### WHAT THE EXERCISE ASKS:
Search the material for "JSON" and show all lines that contain it.

### DATASET EXTRACT:
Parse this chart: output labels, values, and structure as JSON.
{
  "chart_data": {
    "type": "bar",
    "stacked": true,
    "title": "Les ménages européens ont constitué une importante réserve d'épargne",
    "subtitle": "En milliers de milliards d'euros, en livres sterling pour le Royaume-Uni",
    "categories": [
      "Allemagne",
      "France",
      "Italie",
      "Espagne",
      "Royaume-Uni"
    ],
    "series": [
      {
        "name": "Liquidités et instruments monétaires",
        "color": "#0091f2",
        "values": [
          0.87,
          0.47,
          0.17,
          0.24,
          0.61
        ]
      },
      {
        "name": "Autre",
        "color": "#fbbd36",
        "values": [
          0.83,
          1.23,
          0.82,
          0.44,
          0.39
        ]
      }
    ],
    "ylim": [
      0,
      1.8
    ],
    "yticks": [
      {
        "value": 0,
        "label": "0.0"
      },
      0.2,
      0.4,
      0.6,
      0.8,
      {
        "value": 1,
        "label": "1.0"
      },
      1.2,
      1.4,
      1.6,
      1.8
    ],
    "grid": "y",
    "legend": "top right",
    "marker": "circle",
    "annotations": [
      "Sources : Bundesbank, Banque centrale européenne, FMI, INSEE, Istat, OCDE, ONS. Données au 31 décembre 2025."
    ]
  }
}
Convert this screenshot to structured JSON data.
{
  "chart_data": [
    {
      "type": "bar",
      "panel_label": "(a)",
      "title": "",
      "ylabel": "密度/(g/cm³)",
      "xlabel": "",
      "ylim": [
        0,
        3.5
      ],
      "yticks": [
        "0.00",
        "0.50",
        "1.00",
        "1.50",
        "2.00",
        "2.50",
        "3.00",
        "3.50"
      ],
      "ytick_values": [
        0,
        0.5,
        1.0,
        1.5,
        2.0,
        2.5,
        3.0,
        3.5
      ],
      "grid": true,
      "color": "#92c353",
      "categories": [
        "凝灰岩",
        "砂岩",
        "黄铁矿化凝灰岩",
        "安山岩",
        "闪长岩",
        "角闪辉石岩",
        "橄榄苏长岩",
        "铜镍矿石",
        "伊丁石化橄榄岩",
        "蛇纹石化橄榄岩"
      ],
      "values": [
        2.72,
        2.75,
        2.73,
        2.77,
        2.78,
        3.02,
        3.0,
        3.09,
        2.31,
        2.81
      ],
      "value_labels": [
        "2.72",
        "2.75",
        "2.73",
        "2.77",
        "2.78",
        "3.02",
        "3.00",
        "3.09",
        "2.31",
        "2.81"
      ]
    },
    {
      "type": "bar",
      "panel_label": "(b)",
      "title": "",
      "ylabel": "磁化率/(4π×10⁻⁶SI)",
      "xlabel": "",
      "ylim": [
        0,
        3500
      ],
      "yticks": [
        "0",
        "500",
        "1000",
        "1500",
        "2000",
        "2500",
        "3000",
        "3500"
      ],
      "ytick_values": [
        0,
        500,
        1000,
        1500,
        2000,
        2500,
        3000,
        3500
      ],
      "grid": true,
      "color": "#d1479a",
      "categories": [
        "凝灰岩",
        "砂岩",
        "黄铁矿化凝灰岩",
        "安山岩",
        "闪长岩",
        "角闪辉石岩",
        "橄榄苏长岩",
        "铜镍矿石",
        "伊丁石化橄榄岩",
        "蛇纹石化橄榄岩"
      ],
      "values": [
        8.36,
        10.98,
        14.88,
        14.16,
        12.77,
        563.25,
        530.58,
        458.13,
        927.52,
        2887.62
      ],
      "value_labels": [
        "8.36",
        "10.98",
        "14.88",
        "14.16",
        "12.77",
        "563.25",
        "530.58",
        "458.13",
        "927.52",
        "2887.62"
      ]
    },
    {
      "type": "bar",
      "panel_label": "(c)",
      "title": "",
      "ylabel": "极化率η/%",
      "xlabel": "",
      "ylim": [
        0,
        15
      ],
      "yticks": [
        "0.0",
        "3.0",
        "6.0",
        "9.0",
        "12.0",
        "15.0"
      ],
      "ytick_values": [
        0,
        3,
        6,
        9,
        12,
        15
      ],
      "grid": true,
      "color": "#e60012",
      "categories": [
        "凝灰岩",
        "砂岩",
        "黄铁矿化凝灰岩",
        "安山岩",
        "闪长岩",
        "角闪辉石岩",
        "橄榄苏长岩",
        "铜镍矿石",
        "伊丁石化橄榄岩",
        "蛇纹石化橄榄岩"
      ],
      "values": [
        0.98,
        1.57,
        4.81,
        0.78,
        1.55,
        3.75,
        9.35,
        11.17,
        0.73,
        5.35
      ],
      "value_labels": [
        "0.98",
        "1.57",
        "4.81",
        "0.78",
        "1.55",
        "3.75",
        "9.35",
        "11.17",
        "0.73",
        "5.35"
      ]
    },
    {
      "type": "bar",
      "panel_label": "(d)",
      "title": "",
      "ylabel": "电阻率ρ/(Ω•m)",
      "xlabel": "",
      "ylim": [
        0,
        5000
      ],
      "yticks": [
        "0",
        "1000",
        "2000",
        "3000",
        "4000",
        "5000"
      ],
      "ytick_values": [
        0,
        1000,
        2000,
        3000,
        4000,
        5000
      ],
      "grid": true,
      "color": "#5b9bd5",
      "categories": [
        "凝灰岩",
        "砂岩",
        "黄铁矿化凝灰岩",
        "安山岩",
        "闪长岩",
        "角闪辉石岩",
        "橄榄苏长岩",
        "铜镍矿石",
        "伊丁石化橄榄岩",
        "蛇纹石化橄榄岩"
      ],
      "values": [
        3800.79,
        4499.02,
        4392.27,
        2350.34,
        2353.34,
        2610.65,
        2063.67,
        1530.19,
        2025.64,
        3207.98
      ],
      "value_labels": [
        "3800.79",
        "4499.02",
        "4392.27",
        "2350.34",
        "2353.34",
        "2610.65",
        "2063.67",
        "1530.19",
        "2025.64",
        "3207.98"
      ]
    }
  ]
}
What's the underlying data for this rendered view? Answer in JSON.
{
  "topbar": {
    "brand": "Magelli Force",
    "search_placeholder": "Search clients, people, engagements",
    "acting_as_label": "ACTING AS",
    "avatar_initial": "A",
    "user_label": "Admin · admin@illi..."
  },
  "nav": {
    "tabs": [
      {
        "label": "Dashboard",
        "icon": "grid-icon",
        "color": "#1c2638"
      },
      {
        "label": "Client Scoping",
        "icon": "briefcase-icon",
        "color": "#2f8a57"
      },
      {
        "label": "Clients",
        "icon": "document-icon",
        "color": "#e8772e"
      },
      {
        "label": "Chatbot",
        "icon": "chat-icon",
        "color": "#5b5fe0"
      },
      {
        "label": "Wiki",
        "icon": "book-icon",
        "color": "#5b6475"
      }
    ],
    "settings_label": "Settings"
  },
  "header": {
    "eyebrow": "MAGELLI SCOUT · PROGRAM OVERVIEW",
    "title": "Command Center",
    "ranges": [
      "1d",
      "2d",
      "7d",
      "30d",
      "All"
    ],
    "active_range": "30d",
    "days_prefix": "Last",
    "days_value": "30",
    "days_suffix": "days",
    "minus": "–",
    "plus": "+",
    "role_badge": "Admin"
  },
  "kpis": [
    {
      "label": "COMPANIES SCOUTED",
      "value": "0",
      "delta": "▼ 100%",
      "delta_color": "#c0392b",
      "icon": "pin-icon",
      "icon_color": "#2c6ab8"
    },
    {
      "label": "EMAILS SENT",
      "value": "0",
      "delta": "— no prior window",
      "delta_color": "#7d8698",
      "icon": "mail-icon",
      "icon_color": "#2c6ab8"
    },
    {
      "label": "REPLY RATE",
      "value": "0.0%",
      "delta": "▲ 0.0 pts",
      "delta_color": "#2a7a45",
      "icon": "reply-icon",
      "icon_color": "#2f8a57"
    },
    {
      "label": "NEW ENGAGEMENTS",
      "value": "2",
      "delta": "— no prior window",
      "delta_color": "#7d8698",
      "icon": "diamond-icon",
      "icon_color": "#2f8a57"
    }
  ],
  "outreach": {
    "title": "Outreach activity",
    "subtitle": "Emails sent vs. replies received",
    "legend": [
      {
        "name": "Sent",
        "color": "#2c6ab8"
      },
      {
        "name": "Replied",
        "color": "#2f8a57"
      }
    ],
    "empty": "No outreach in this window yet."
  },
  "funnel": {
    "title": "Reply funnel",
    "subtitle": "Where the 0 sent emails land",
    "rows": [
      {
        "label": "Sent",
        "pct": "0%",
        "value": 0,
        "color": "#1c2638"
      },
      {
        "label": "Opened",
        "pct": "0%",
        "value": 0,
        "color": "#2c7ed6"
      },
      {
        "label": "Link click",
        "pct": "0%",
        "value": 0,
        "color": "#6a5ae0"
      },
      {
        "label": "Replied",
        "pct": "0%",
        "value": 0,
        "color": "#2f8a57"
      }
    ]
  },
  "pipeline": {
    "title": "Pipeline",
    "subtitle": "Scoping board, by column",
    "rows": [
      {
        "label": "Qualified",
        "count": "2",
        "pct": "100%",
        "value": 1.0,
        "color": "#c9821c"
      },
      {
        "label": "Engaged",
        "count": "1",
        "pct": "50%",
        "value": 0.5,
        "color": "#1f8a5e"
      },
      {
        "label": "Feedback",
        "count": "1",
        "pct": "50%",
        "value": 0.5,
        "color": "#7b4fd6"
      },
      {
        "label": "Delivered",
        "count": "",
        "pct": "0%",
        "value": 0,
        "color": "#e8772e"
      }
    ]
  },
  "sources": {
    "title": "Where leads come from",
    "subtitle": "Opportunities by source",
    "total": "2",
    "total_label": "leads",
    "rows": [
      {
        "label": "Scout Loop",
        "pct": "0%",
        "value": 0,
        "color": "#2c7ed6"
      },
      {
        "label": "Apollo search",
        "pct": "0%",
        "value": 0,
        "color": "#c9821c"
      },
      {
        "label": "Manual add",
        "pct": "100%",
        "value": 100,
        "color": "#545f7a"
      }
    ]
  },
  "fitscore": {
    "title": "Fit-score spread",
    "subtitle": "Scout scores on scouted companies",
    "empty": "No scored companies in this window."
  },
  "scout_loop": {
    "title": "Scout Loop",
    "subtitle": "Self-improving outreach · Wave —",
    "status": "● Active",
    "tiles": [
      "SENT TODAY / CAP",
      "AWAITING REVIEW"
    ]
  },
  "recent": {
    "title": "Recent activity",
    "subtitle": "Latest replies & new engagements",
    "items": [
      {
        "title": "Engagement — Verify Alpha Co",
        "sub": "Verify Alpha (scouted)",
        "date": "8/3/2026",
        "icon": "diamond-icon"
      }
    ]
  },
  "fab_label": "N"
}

### EXERCISE RESULT:
Parse this chart: output labels, values, and structure as JSON.
Convert this screenshot to structured JSON data.
What's the underlying data for this rendered view? Answer in JSON.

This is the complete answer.